- Data listing -
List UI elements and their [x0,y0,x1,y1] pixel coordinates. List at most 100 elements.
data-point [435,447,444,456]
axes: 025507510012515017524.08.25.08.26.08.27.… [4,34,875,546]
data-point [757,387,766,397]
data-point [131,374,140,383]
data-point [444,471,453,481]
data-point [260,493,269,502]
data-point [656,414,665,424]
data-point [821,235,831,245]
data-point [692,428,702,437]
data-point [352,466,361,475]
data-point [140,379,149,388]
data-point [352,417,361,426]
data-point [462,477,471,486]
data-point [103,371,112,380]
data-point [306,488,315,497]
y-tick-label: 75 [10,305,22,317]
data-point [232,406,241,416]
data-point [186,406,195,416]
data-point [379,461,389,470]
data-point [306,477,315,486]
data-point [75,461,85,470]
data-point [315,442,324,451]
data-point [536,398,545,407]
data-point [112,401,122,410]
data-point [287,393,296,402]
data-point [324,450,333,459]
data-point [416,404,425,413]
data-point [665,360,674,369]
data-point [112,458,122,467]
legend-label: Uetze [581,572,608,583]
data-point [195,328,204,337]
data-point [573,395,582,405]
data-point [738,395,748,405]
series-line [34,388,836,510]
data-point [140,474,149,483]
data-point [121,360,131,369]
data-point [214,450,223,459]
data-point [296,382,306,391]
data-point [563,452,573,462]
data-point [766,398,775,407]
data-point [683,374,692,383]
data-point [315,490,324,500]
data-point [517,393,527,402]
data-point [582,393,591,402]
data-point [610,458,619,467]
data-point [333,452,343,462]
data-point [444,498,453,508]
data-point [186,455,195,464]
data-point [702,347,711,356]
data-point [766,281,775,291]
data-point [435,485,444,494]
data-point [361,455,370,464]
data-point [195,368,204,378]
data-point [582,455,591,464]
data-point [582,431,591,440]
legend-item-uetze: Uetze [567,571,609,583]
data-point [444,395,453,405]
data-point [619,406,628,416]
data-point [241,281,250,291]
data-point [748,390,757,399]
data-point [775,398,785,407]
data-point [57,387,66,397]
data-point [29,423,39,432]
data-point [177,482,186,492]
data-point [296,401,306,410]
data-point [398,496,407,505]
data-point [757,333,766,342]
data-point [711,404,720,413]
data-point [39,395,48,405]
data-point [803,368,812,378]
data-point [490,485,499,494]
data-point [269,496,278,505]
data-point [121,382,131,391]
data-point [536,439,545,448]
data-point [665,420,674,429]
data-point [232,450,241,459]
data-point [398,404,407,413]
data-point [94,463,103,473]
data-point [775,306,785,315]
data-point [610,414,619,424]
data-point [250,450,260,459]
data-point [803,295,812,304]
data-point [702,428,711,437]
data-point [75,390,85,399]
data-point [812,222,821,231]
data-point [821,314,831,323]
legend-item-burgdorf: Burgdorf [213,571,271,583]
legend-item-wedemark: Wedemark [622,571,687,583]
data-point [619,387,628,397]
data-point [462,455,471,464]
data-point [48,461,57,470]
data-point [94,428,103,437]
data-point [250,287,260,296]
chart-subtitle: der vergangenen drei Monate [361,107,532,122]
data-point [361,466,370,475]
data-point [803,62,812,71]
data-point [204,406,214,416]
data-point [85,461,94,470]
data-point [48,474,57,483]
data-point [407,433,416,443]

- SET TASK -
Update everything from the first line down to the line containing "data-point [315,442,324,451]", replacing "y-tick-label" with "y-axis-tick" and keeping all else unchanged.

- FINAL RESULT -
List UI elements and their [x0,y0,x1,y1] pixel coordinates. List at most 100 elements.
data-point [435,447,444,456]
axes: 025507510012515017524.08.25.08.26.08.27.… [4,34,875,546]
data-point [757,387,766,397]
data-point [131,374,140,383]
data-point [444,471,453,481]
data-point [260,493,269,502]
data-point [656,414,665,424]
data-point [821,235,831,245]
data-point [692,428,702,437]
data-point [352,466,361,475]
data-point [140,379,149,388]
data-point [352,417,361,426]
data-point [462,477,471,486]
data-point [103,371,112,380]
data-point [306,488,315,497]
y-axis-tick: 75 [10,305,22,317]
data-point [232,406,241,416]
data-point [186,406,195,416]
data-point [379,461,389,470]
data-point [306,477,315,486]
data-point [75,461,85,470]
data-point [315,442,324,451]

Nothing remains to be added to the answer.